**DO THIS**
Wherever a line below holds the word "hankkeessa", copy that line.

*-*-*

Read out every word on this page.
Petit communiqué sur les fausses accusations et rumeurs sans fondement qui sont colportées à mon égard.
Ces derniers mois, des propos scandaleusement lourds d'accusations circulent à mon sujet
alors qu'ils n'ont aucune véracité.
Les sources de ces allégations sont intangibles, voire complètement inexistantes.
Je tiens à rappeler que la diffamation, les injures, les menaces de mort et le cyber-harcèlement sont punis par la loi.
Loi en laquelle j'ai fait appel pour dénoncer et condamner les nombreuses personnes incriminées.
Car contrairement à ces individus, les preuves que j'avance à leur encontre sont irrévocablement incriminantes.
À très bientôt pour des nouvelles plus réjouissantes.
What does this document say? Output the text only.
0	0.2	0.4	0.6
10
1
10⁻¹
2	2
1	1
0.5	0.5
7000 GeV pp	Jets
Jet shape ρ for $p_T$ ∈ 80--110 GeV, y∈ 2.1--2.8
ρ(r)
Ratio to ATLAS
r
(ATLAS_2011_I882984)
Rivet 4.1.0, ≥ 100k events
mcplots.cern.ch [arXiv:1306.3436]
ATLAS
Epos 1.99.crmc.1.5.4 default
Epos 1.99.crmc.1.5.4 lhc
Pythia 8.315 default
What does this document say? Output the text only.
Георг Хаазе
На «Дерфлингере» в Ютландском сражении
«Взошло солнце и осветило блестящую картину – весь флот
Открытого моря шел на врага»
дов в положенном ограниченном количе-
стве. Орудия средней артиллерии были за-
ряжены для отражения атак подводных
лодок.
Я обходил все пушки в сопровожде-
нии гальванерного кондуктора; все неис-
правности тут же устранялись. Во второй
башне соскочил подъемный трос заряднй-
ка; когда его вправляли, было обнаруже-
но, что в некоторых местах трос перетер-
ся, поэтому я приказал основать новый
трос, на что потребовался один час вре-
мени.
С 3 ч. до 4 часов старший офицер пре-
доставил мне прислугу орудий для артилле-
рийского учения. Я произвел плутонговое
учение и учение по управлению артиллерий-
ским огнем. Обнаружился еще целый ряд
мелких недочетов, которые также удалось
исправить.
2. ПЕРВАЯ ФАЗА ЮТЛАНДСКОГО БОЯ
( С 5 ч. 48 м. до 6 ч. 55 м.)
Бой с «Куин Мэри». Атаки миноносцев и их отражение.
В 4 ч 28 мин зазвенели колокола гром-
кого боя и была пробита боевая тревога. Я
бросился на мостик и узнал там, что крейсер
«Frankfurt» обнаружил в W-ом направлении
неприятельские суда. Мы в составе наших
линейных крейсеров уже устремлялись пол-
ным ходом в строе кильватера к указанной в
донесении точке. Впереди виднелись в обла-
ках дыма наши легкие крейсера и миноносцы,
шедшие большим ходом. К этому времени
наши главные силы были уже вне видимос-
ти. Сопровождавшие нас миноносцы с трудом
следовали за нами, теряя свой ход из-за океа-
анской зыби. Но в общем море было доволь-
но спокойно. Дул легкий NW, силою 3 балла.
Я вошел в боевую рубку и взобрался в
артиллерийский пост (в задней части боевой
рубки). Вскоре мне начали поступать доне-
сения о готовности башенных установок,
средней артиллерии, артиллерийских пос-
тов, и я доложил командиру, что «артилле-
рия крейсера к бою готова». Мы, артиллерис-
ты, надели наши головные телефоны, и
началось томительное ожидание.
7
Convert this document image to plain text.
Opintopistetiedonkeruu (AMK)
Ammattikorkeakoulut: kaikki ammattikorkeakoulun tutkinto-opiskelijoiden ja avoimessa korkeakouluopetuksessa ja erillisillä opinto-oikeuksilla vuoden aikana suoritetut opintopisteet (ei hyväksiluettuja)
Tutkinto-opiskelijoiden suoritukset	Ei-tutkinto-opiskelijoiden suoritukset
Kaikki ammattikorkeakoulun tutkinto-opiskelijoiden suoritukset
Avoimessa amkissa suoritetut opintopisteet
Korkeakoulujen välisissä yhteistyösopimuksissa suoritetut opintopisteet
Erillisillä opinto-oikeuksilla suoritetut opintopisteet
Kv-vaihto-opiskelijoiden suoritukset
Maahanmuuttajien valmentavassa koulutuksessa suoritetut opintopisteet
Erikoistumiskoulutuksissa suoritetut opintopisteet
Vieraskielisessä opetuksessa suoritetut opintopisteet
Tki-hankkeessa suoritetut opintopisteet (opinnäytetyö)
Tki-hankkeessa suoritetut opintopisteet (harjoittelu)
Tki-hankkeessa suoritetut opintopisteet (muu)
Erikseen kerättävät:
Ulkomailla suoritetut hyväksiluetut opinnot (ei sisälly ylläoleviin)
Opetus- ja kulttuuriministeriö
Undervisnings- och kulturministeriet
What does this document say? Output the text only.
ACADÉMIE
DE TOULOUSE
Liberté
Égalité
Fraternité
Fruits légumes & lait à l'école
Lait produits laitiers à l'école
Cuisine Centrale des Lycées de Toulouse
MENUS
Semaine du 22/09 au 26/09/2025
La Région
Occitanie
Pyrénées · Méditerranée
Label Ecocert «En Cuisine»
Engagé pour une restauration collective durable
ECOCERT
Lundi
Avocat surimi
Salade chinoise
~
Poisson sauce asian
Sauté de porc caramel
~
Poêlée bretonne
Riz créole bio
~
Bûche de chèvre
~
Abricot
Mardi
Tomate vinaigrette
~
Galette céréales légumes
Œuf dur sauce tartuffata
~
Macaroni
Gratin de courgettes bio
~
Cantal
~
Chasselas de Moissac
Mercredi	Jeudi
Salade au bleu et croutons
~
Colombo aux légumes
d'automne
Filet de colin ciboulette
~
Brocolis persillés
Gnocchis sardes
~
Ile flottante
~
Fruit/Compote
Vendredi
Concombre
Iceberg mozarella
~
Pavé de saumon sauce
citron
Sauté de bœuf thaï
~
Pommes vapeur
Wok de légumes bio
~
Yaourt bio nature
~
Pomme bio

*-*-*

**RESPONSE FOR THIS EXERCISE**
Tki-hankkeessa suoritetut opintopisteet (opinnäytetyö)
Tki-hankkeessa suoritetut opintopisteet (harjoittelu)
Tki-hankkeessa suoritetut opintopisteet (muu)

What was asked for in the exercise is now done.